» **Given entries**
[start]

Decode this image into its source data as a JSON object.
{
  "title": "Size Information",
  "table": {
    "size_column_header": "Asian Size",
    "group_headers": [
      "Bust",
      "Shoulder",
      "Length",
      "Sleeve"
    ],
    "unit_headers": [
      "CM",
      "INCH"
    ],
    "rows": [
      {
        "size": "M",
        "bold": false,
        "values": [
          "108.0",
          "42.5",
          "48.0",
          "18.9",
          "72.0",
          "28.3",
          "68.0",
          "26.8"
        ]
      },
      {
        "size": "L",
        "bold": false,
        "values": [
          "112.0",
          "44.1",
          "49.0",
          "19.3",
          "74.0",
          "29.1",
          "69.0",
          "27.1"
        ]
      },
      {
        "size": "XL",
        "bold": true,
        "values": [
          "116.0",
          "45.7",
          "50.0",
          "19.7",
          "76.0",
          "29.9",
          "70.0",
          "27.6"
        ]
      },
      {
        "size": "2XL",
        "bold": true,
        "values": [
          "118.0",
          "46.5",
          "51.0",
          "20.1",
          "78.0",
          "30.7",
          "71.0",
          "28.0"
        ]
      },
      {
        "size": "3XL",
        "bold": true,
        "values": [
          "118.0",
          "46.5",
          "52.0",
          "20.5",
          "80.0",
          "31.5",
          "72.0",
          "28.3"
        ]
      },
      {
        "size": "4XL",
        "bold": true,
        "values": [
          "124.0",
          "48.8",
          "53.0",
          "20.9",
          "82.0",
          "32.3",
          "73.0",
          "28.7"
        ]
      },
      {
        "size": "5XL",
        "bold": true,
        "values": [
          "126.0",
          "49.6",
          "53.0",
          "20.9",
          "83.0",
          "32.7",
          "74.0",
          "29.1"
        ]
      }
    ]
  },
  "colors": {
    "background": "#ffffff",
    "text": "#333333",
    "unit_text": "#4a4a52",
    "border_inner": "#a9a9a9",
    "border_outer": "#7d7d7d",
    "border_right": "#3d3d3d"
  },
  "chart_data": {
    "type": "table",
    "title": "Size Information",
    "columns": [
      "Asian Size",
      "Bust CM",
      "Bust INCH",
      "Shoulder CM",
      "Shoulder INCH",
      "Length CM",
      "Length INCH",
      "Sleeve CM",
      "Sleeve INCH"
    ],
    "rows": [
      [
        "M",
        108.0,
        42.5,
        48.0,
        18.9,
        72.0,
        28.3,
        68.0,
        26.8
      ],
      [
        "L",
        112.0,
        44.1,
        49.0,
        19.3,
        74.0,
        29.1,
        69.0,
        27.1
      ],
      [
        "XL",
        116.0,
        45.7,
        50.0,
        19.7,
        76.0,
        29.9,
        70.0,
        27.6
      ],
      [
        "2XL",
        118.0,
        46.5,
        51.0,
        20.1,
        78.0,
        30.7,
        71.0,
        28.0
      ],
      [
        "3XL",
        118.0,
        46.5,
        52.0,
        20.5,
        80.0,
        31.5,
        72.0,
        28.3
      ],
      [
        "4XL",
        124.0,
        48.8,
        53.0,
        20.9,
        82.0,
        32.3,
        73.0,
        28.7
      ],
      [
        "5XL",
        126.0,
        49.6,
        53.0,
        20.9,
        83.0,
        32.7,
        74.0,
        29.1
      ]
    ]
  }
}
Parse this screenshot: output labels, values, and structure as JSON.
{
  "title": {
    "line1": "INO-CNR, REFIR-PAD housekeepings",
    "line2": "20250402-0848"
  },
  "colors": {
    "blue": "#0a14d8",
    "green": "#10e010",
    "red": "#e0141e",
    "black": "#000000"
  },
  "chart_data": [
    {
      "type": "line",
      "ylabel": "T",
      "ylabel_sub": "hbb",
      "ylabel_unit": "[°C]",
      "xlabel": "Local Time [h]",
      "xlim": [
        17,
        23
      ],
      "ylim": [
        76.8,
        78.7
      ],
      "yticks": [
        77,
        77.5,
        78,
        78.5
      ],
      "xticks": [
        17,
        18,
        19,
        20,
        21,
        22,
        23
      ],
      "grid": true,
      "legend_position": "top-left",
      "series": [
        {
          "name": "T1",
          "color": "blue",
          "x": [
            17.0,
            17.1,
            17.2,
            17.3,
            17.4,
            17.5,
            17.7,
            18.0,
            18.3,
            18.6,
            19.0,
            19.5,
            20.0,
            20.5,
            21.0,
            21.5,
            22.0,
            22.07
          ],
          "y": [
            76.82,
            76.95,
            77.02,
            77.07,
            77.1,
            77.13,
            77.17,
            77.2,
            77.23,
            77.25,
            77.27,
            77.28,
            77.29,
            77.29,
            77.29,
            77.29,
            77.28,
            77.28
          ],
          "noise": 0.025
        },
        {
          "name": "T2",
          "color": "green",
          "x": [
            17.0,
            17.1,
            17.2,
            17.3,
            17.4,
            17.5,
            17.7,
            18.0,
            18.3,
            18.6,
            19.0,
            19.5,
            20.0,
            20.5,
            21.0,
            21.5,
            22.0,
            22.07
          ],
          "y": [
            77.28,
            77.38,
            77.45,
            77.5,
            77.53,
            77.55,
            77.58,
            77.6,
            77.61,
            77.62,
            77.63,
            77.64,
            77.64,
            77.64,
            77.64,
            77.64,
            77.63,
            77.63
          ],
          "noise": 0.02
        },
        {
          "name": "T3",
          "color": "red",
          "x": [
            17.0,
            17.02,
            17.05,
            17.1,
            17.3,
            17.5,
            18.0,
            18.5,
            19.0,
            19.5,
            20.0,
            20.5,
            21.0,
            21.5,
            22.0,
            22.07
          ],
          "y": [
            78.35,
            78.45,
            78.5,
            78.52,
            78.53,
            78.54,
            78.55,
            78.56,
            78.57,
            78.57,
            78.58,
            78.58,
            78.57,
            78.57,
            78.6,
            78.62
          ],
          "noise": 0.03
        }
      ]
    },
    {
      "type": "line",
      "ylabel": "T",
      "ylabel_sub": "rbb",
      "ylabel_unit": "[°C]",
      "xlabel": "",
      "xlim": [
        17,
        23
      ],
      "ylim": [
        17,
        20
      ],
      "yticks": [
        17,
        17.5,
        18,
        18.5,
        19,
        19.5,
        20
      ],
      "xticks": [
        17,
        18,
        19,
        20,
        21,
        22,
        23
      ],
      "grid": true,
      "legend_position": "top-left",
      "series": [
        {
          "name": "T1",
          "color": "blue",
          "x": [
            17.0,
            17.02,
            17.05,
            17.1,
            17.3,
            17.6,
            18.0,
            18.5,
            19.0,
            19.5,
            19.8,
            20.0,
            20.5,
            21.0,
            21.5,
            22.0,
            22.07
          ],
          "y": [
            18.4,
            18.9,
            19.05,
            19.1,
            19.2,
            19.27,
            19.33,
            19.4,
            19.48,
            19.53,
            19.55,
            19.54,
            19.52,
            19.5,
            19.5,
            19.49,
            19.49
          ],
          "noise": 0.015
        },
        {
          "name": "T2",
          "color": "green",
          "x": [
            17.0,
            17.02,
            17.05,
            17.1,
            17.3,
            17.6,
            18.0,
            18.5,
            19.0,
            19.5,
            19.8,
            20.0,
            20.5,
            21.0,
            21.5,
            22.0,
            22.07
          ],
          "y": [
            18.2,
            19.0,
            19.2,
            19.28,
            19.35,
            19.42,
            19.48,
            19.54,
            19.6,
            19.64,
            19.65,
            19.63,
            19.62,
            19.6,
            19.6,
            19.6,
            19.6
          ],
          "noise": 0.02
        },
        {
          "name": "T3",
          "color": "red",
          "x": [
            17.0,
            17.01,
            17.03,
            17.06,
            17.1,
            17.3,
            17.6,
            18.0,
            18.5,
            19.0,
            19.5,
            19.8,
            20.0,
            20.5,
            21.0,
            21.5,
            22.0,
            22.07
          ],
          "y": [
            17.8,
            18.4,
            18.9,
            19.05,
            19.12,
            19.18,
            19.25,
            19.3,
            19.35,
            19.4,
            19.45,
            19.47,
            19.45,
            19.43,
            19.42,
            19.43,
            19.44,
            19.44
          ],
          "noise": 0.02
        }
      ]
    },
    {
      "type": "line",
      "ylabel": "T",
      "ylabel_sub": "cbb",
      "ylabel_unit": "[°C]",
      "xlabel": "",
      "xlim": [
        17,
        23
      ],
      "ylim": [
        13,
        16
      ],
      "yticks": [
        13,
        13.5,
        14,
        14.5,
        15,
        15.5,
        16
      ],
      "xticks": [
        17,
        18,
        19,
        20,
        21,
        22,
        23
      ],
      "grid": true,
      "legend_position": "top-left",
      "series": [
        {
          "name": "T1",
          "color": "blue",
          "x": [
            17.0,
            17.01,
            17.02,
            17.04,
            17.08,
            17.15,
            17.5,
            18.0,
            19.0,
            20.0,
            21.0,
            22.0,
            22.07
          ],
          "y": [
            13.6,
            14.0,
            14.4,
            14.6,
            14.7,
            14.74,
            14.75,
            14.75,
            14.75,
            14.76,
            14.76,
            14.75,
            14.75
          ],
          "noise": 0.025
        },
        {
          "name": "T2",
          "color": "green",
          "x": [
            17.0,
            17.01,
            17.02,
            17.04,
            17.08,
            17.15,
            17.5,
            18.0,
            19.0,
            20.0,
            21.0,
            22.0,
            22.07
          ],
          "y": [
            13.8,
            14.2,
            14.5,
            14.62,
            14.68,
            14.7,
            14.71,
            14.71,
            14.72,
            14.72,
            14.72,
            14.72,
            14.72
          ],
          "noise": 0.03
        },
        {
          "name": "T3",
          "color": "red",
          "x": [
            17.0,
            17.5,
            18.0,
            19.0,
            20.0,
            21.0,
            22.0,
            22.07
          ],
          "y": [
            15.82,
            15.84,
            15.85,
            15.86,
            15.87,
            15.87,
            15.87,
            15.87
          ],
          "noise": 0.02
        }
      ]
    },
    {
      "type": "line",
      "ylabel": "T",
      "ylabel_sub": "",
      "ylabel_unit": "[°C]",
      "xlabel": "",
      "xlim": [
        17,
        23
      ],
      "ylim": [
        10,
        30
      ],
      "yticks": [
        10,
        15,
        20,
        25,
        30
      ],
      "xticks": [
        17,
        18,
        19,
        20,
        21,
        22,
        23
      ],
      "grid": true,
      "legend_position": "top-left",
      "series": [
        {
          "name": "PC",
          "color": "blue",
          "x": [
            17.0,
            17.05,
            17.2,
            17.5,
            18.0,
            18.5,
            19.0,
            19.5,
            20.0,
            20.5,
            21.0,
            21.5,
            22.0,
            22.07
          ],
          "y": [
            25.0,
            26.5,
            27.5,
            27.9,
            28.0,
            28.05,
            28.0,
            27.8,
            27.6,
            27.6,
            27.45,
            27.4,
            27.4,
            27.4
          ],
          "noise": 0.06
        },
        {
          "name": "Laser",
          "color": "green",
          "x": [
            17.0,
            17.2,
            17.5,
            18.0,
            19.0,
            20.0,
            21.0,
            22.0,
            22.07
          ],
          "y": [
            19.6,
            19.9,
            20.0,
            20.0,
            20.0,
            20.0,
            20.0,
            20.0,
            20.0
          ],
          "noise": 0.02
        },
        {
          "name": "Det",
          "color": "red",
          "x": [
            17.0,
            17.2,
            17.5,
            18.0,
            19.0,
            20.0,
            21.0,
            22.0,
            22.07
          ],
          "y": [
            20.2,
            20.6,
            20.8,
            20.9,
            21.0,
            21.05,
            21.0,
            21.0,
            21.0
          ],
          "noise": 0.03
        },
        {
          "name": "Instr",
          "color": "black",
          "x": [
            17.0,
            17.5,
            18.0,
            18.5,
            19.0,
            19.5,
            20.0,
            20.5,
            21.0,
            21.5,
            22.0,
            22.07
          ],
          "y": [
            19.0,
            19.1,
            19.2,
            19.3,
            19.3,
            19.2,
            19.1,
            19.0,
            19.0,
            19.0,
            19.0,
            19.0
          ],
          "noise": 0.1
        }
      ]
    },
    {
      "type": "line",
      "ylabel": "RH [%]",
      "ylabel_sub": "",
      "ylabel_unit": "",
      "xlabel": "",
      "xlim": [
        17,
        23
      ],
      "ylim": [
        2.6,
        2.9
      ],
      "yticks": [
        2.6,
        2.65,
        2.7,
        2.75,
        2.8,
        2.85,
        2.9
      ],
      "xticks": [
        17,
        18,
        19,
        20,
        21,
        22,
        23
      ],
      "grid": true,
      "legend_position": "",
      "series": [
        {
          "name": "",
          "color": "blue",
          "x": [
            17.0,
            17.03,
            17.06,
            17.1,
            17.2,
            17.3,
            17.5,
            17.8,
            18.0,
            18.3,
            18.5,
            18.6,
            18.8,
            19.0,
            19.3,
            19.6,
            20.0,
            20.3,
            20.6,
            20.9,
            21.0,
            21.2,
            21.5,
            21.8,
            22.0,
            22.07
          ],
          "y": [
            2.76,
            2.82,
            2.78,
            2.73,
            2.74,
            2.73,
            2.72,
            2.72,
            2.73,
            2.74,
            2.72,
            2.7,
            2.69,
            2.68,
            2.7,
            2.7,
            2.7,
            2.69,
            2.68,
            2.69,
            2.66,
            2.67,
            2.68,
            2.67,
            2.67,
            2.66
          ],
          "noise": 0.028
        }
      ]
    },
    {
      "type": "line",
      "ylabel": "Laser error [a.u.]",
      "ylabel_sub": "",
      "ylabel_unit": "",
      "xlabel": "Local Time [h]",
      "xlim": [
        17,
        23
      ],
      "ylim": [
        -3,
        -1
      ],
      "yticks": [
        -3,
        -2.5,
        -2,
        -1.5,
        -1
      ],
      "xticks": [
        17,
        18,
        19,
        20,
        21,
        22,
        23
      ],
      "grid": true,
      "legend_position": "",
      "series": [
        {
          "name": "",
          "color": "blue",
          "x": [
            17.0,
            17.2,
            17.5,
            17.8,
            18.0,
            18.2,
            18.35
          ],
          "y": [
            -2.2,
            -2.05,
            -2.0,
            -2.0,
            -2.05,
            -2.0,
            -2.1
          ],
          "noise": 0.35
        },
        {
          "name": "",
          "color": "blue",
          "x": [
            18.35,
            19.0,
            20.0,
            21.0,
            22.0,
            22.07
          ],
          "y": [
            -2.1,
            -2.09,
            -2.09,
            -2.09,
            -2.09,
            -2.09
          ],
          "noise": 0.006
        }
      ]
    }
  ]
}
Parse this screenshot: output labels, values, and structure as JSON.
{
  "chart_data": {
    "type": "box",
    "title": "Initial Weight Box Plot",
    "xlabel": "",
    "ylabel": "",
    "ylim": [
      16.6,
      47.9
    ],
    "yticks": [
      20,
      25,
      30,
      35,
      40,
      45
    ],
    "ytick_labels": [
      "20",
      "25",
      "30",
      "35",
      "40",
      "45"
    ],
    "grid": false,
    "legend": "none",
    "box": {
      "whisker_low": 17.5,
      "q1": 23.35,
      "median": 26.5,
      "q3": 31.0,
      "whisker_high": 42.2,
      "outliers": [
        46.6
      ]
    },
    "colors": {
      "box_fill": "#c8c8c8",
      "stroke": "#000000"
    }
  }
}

[end]

» **What to work on**
Work out how many lines of the data hold the string "Shoulder". Reply with that number alone.

» **Full answer**
3